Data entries
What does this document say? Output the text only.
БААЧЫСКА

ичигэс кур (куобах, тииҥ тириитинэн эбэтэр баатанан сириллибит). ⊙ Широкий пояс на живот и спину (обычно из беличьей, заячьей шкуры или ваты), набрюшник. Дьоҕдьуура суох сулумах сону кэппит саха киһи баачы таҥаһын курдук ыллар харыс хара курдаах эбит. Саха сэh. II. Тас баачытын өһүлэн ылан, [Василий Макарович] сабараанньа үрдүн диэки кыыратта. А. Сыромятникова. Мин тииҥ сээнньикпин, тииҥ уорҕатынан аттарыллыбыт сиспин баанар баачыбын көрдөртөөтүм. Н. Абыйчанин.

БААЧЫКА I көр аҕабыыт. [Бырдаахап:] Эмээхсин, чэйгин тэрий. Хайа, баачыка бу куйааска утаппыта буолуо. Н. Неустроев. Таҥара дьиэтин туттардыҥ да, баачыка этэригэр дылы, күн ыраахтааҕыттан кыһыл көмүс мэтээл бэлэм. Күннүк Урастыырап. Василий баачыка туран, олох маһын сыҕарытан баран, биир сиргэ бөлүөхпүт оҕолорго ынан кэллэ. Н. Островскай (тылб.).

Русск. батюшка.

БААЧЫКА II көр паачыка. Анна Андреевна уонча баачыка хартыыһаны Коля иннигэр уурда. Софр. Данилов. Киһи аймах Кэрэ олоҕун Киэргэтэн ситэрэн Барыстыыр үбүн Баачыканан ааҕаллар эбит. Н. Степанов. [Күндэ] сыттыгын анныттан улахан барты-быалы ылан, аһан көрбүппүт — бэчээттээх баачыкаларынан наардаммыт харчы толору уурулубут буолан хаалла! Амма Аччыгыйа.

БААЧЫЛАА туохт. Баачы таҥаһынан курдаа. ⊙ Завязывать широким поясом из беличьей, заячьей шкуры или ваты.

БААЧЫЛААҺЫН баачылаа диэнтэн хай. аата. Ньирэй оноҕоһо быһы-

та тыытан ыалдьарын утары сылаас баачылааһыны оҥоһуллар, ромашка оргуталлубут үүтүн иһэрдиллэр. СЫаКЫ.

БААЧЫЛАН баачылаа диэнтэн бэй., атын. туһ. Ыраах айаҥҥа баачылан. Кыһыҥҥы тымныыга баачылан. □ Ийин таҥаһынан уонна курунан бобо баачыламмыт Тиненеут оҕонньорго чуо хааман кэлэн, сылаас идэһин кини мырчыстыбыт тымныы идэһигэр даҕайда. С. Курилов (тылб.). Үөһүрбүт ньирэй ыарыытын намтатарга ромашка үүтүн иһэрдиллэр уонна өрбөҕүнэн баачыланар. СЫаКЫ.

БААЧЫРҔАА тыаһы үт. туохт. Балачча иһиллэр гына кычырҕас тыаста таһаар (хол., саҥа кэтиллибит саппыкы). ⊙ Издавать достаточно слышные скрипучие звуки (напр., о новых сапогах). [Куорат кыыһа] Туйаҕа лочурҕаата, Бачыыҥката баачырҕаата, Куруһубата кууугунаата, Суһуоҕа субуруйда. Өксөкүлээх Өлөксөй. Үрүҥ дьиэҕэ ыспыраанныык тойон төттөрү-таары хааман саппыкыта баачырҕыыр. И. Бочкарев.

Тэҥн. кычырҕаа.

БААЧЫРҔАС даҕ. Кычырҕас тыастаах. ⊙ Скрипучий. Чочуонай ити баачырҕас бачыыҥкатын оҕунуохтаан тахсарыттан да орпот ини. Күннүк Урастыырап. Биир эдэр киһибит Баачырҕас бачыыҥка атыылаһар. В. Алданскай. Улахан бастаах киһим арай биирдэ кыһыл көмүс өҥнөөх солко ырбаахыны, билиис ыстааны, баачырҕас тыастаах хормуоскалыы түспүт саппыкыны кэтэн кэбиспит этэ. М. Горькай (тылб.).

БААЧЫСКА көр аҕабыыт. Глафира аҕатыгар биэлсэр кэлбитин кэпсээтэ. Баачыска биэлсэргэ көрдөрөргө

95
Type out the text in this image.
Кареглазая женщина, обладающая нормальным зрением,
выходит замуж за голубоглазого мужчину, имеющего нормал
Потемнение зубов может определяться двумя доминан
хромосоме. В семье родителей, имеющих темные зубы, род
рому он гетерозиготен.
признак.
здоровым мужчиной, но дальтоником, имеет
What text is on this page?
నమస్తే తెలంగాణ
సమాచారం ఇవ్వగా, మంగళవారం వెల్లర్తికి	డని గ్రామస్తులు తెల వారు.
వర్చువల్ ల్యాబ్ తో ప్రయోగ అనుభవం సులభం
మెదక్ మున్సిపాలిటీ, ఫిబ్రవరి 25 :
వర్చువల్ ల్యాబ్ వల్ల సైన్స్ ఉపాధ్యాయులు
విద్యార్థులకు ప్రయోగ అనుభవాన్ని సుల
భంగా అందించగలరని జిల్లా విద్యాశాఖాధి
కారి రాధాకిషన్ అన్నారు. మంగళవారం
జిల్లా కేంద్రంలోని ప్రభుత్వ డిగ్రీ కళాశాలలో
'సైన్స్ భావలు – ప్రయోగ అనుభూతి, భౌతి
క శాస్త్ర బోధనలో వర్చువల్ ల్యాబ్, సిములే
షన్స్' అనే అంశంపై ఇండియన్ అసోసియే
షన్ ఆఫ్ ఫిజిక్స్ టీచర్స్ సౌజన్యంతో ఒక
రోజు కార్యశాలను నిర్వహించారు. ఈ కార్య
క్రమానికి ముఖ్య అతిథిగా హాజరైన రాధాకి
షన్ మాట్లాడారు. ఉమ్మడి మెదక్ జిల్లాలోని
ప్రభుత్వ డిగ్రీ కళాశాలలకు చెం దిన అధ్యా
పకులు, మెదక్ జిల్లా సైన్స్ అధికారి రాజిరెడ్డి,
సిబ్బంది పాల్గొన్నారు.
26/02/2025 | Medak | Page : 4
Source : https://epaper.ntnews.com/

(AIM) Repeat the records above exactly.

(FULL RESPONSE)
What does this document say? Output the text only.
БААЧЫСКА

ичигэс кур (куобах, тииҥ тириитинэн эбэтэр баатанан сириллибит). ⊙ Широкий пояс на живот и спину (обычно из беличьей, заячьей шкуры или ваты), набрюшник. Дьоҕдьуура суох сулумах сону кэппит саха киһи баачы таҥаһын курдук ыллар харыс хара курдаах эбит. Саха сэh. II. Тас баачытын өһүлэн ылан, [Василий Макарович] сабараанньа үрдүн диэки кыыратта. А. Сыромятникова. Мин тииҥ сээнньикпин, тииҥ уорҕатынан аттарыллыбыт сиспин баанар баачыбын көрдөртөөтүм. Н. Абыйчанин.

БААЧЫКА I көр аҕабыыт. [Бырдаахап:] Эмээхсин, чэйгин тэрий. Хайа, баачыка бу куйааска утаппыта буолуо. Н. Неустроев. Таҥара дьиэтин туттардыҥ да, баачыка этэригэр дылы, күн ыраахтааҕыттан кыһыл көмүс мэтээл бэлэм. Күннүк Урастыырап. Василий баачыка туран, олох маһын сыҕарытан баран, биир сиргэ бөлүөхпүт оҕолорго ынан кэллэ. Н. Островскай (тылб.).

Русск. батюшка.

БААЧЫКА II көр паачыка. Анна Андреевна уонча баачыка хартыыһаны Коля иннигэр уурда. Софр. Данилов. Киһи аймах Кэрэ олоҕун Киэргэтэн ситэрэн Барыстыыр үбүн Баачыканан ааҕаллар эбит. Н. Степанов. [Күндэ] сыттыгын анныттан улахан барты-быалы ылан, аһан көрбүппүт — бэчээттээх баачыкаларынан наардаммыт харчы толору уурулубут буолан хаалла! Амма Аччыгыйа.

БААЧЫЛАА туохт. Баачы таҥаһынан курдаа. ⊙ Завязывать широким поясом из беличьей, заячьей шкуры или ваты.

БААЧЫЛААҺЫН баачылаа диэнтэн хай. аата. Ньирэй оноҕоһо быһы-

та тыытан ыалдьарын утары сылаас баачылааһыны оҥоһуллар, ромашка оргуталлубут үүтүн иһэрдиллэр. СЫаКЫ.

БААЧЫЛАН баачылаа диэнтэн бэй., атын. туһ. Ыраах айаҥҥа баачылан. Кыһыҥҥы тымныыга баачылан. □ Ийин таҥаһынан уонна курунан бобо баачыламмыт Тиненеут оҕонньорго чуо хааман кэлэн, сылаас идэһин кини мырчыстыбыт тымныы идэһигэр даҕайда. С. Курилов (тылб.). Үөһүрбүт ньирэй ыарыытын намтатарга ромашка үүтүн иһэрдиллэр уонна өрбөҕүнэн баачыланар. СЫаКЫ.

БААЧЫРҔАА тыаһы үт. туохт. Балачча иһиллэр гына кычырҕас тыаста таһаар (хол., саҥа кэтиллибит саппыкы). ⊙ Издавать достаточно слышные скрипучие звуки (напр., о новых сапогах). [Куорат кыыһа] Туйаҕа лочурҕаата, Бачыыҥката баачырҕаата, Куруһубата кууугунаата, Суһуоҕа субуруйда. Өксөкүлээх Өлөксөй. Үрүҥ дьиэҕэ ыспыраанныык тойон төттөрү-таары хааман саппыкыта баачырҕыыр. И. Бочкарев.

Тэҥн. кычырҕаа.

БААЧЫРҔАС даҕ. Кычырҕас тыастаах. ⊙ Скрипучий. Чочуонай ити баачырҕас бачыыҥкатын оҕунуохтаан тахсарыттан да орпот ини. Күннүк Урастыырап. Биир эдэр киһибит Баачырҕас бачыыҥка атыылаһар. В. Алданскай. Улахан бастаах киһим арай биирдэ кыһыл көмүс өҥнөөх солко ырбаахыны, билиис ыстааны, баачырҕас тыастаах хормуоскалыы түспүт саппыкыны кэтэн кэбиспит этэ. М. Горькай (тылб.).

БААЧЫСКА көр аҕабыыт. Глафира аҕатыгар биэлсэр кэлбитин кэпсээтэ. Баачыска биэлсэргэ көрдөрөргө

95
Type out the text in this image.
Кареглазая женщина, обладающая нормальным зрением,
выходит замуж за голубоглазого мужчину, имеющего нормал
Потемнение зубов может определяться двумя доминан
хромосоме. В семье родителей, имеющих темные зубы, род
рому он гетерозиготен.
признак.
здоровым мужчиной, но дальтоником, имеет
What text is on this page?
నమస్తే తెలంగాణ
సమాచారం ఇవ్వగా, మంగళవారం వెల్లర్తికి	డని గ్రామస్తులు తెల వారు.
వర్చువల్ ల్యాబ్ తో ప్రయోగ అనుభవం సులభం
మెదక్ మున్సిపాలిటీ, ఫిబ్రవరి 25 :
వర్చువల్ ల్యాబ్ వల్ల సైన్స్ ఉపాధ్యాయులు
విద్యార్థులకు ప్రయోగ అనుభవాన్ని సుల
భంగా అందించగలరని జిల్లా విద్యాశాఖాధి
కారి రాధాకిషన్ అన్నారు. మంగళవారం
జిల్లా కేంద్రంలోని ప్రభుత్వ డిగ్రీ కళాశాలలో
'సైన్స్ భావలు – ప్రయోగ అనుభూతి, భౌతి
క శాస్త్ర బోధనలో వర్చువల్ ల్యాబ్, సిములే
షన్స్' అనే అంశంపై ఇండియన్ అసోసియే
షన్ ఆఫ్ ఫిజిక్స్ టీచర్స్ సౌజన్యంతో ఒక
రోజు కార్యశాలను నిర్వహించారు. ఈ కార్య
క్రమానికి ముఖ్య అతిథిగా హాజరైన రాధాకి
షన్ మాట్లాడారు. ఉమ్మడి మెదక్ జిల్లాలోని
ప్రభుత్వ డిగ్రీ కళాశాలలకు చెం దిన అధ్యా
పకులు, మెదక్ జిల్లా సైన్స్ అధికారి రాజిరెడ్డి,
సిబ్బంది పాల్గొన్నారు.
26/02/2025 | Medak | Page : 4
Source : https://epaper.ntnews.com/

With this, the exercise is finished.